- TASK DETAILS:
Transcribe every line of the records verbatim.

▬▬▬

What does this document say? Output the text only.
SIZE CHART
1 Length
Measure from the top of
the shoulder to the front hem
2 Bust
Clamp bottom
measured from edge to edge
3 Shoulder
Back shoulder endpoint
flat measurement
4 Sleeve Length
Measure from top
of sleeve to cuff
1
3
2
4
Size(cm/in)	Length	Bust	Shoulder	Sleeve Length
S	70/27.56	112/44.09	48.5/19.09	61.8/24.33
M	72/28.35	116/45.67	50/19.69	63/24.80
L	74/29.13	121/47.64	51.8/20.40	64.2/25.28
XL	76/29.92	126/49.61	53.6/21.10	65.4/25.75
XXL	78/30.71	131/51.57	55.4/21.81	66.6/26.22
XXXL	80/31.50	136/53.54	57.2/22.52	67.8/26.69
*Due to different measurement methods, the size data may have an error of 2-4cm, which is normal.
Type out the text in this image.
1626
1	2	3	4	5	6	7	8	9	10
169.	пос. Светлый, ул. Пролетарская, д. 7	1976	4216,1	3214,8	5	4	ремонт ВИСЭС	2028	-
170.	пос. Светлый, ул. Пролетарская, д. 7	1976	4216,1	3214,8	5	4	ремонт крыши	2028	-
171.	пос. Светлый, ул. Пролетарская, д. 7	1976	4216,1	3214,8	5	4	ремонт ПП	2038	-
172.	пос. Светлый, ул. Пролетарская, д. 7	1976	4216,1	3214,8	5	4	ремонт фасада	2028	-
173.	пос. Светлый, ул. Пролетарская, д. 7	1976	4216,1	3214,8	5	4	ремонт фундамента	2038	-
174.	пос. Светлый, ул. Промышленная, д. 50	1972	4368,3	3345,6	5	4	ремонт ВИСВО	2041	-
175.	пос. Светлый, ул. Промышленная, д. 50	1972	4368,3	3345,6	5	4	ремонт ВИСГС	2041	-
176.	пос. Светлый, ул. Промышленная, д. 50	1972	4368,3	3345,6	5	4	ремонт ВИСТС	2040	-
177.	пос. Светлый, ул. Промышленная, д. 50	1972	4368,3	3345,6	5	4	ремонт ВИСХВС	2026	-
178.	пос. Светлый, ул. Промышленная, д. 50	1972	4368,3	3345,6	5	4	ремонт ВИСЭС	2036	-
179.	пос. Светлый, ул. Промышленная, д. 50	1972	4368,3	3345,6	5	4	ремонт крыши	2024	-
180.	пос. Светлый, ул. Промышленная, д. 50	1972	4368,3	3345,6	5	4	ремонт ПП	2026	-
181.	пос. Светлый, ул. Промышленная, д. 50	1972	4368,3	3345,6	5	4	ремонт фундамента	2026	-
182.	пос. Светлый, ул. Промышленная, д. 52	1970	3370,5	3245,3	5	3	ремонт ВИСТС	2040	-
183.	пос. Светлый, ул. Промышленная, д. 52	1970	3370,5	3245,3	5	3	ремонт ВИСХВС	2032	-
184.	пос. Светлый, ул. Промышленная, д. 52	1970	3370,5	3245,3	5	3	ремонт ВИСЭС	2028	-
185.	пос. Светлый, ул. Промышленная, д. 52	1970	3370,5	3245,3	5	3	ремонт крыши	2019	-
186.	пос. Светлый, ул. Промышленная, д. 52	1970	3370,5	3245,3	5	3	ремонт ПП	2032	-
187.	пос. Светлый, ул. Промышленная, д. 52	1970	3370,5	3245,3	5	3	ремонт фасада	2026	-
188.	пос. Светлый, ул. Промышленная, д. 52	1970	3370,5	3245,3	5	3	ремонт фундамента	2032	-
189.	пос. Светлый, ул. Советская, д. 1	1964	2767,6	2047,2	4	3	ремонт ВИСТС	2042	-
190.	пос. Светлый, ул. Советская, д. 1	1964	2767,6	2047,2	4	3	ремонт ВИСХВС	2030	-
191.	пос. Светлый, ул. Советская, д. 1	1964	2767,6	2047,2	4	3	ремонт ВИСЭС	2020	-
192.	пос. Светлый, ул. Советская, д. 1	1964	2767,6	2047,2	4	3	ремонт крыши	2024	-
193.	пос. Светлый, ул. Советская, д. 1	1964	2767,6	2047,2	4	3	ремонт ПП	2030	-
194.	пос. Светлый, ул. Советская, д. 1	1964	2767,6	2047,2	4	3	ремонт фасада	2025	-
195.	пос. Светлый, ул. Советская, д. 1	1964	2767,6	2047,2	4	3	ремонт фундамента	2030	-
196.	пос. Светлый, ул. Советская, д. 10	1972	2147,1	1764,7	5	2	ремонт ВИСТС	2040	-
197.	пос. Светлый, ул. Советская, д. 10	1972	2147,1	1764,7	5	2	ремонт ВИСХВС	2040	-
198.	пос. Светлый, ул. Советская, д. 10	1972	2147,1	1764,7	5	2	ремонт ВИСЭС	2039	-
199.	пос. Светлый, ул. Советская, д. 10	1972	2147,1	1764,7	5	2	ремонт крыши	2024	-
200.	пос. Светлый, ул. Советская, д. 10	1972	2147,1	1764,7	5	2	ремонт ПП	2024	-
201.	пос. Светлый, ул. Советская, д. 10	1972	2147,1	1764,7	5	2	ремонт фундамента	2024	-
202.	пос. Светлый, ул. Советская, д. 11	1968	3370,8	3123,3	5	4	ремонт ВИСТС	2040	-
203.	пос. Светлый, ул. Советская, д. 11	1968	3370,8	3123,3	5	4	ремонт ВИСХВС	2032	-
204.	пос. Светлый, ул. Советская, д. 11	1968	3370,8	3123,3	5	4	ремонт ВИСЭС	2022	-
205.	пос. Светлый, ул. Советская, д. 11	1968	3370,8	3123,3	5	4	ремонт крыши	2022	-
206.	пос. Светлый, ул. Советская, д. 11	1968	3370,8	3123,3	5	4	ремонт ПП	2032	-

▬▬▬

- REPLY TO THE EXERCISE:
What does this document say? Output the text only.
SIZE CHART
1 Length
Measure from the top of
the shoulder to the front hem
2 Bust
Clamp bottom
measured from edge to edge
3 Shoulder
Back shoulder endpoint
flat measurement
4 Sleeve Length
Measure from top
of sleeve to cuff
1
3
2
4
Size(cm/in)	Length	Bust	Shoulder	Sleeve Length
S	70/27.56	112/44.09	48.5/19.09	61.8/24.33
M	72/28.35	116/45.67	50/19.69	63/24.80
L	74/29.13	121/47.64	51.8/20.40	64.2/25.28
XL	76/29.92	126/49.61	53.6/21.10	65.4/25.75
XXL	78/30.71	131/51.57	55.4/21.81	66.6/26.22
XXXL	80/31.50	136/53.54	57.2/22.52	67.8/26.69
*Due to different measurement methods, the size data may have an error of 2-4cm, which is normal.
Type out the text in this image.
1626
1	2	3	4	5	6	7	8	9	10
169.	пос. Светлый, ул. Пролетарская, д. 7	1976	4216,1	3214,8	5	4	ремонт ВИСЭС	2028	-
170.	пос. Светлый, ул. Пролетарская, д. 7	1976	4216,1	3214,8	5	4	ремонт крыши	2028	-
171.	пос. Светлый, ул. Пролетарская, д. 7	1976	4216,1	3214,8	5	4	ремонт ПП	2038	-
172.	пос. Светлый, ул. Пролетарская, д. 7	1976	4216,1	3214,8	5	4	ремонт фасада	2028	-
173.	пос. Светлый, ул. Пролетарская, д. 7	1976	4216,1	3214,8	5	4	ремонт фундамента	2038	-
174.	пос. Светлый, ул. Промышленная, д. 50	1972	4368,3	3345,6	5	4	ремонт ВИСВО	2041	-
175.	пос. Светлый, ул. Промышленная, д. 50	1972	4368,3	3345,6	5	4	ремонт ВИСГС	2041	-
176.	пос. Светлый, ул. Промышленная, д. 50	1972	4368,3	3345,6	5	4	ремонт ВИСТС	2040	-
177.	пос. Светлый, ул. Промышленная, д. 50	1972	4368,3	3345,6	5	4	ремонт ВИСХВС	2026	-
178.	пос. Светлый, ул. Промышленная, д. 50	1972	4368,3	3345,6	5	4	ремонт ВИСЭС	2036	-
179.	пос. Светлый, ул. Промышленная, д. 50	1972	4368,3	3345,6	5	4	ремонт крыши	2024	-
180.	пос. Светлый, ул. Промышленная, д. 50	1972	4368,3	3345,6	5	4	ремонт ПП	2026	-
181.	пос. Светлый, ул. Промышленная, д. 50	1972	4368,3	3345,6	5	4	ремонт фундамента	2026	-
182.	пос. Светлый, ул. Промышленная, д. 52	1970	3370,5	3245,3	5	3	ремонт ВИСТС	2040	-
183.	пос. Светлый, ул. Промышленная, д. 52	1970	3370,5	3245,3	5	3	ремонт ВИСХВС	2032	-
184.	пос. Светлый, ул. Промышленная, д. 52	1970	3370,5	3245,3	5	3	ремонт ВИСЭС	2028	-
185.	пос. Светлый, ул. Промышленная, д. 52	1970	3370,5	3245,3	5	3	ремонт крыши	2019	-
186.	пос. Светлый, ул. Промышленная, д. 52	1970	3370,5	3245,3	5	3	ремонт ПП	2032	-
187.	пос. Светлый, ул. Промышленная, д. 52	1970	3370,5	3245,3	5	3	ремонт фасада	2026	-
188.	пос. Светлый, ул. Промышленная, д. 52	1970	3370,5	3245,3	5	3	ремонт фундамента	2032	-
189.	пос. Светлый, ул. Советская, д. 1	1964	2767,6	2047,2	4	3	ремонт ВИСТС	2042	-
190.	пос. Светлый, ул. Советская, д. 1	1964	2767,6	2047,2	4	3	ремонт ВИСХВС	2030	-
191.	пос. Светлый, ул. Советская, д. 1	1964	2767,6	2047,2	4	3	ремонт ВИСЭС	2020	-
192.	пос. Светлый, ул. Советская, д. 1	1964	2767,6	2047,2	4	3	ремонт крыши	2024	-
193.	пос. Светлый, ул. Советская, д. 1	1964	2767,6	2047,2	4	3	ремонт ПП	2030	-
194.	пос. Светлый, ул. Советская, д. 1	1964	2767,6	2047,2	4	3	ремонт фасада	2025	-
195.	пос. Светлый, ул. Советская, д. 1	1964	2767,6	2047,2	4	3	ремонт фундамента	2030	-
196.	пос. Светлый, ул. Советская, д. 10	1972	2147,1	1764,7	5	2	ремонт ВИСТС	2040	-
197.	пос. Светлый, ул. Советская, д. 10	1972	2147,1	1764,7	5	2	ремонт ВИСХВС	2040	-
198.	пос. Светлый, ул. Советская, д. 10	1972	2147,1	1764,7	5	2	ремонт ВИСЭС	2039	-
199.	пос. Светлый, ул. Советская, д. 10	1972	2147,1	1764,7	5	2	ремонт крыши	2024	-
200.	пос. Светлый, ул. Советская, д. 10	1972	2147,1	1764,7	5	2	ремонт ПП	2024	-
201.	пос. Светлый, ул. Советская, д. 10	1972	2147,1	1764,7	5	2	ремонт фундамента	2024	-
202.	пос. Светлый, ул. Советская, д. 11	1968	3370,8	3123,3	5	4	ремонт ВИСТС	2040	-
203.	пос. Светлый, ул. Советская, д. 11	1968	3370,8	3123,3	5	4	ремонт ВИСХВС	2032	-
204.	пос. Светлый, ул. Советская, д. 11	1968	3370,8	3123,3	5	4	ремонт ВИСЭС	2022	-
205.	пос. Светлый, ул. Советская, д. 11	1968	3370,8	3123,3	5	4	ремонт крыши	2022	-
206.	пос. Светлый, ул. Советская, д. 11	1968	3370,8	3123,3	5	4	ремонт ПП	2032	-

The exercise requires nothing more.